##### DATA LINES

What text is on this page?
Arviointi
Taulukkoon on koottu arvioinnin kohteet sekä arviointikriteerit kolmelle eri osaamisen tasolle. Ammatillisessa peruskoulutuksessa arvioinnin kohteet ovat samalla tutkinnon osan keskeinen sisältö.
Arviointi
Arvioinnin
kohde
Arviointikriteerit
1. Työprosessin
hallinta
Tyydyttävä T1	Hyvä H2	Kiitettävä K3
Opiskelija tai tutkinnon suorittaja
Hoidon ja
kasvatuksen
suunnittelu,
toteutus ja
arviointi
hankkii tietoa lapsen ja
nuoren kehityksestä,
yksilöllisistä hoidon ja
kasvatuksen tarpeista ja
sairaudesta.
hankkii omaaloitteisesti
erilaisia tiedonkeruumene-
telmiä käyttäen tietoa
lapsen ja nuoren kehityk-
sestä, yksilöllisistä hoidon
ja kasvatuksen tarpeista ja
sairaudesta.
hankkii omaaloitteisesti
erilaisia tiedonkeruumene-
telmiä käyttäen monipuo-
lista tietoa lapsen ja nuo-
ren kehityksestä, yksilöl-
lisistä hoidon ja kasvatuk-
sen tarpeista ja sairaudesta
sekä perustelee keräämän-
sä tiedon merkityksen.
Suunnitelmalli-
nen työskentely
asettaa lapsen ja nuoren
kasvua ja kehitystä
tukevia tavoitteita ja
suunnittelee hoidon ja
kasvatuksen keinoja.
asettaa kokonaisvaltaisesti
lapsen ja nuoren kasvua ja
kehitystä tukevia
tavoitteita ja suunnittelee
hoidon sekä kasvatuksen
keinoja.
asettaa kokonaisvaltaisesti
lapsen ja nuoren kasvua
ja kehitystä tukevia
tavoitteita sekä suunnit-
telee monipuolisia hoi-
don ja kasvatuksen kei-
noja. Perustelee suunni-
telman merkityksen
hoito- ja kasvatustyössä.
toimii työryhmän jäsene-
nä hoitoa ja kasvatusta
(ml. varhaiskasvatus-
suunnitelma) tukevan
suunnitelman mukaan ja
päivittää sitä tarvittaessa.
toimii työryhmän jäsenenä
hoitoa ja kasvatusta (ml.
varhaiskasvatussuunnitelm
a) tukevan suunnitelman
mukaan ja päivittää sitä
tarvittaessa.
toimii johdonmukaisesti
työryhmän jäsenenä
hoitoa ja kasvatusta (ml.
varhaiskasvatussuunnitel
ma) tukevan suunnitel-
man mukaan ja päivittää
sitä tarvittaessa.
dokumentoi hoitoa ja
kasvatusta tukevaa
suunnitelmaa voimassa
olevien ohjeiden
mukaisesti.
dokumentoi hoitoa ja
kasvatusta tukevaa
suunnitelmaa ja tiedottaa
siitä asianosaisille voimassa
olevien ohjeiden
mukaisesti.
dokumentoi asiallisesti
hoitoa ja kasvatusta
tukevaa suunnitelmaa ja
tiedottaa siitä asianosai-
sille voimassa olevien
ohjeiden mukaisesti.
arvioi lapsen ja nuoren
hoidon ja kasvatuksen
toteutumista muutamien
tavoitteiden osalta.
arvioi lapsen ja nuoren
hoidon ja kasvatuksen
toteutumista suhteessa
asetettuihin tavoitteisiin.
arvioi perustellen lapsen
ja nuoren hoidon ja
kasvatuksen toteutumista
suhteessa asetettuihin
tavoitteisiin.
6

##########

*WHAT IS EXPECTED*: Using the listing above, return all lines where the word "tarvittaessa" occurs.

*SOLVED PROBLEM*:
päivittää sitä tarvittaessa.
tarvittaessa.
sitä tarvittaessa.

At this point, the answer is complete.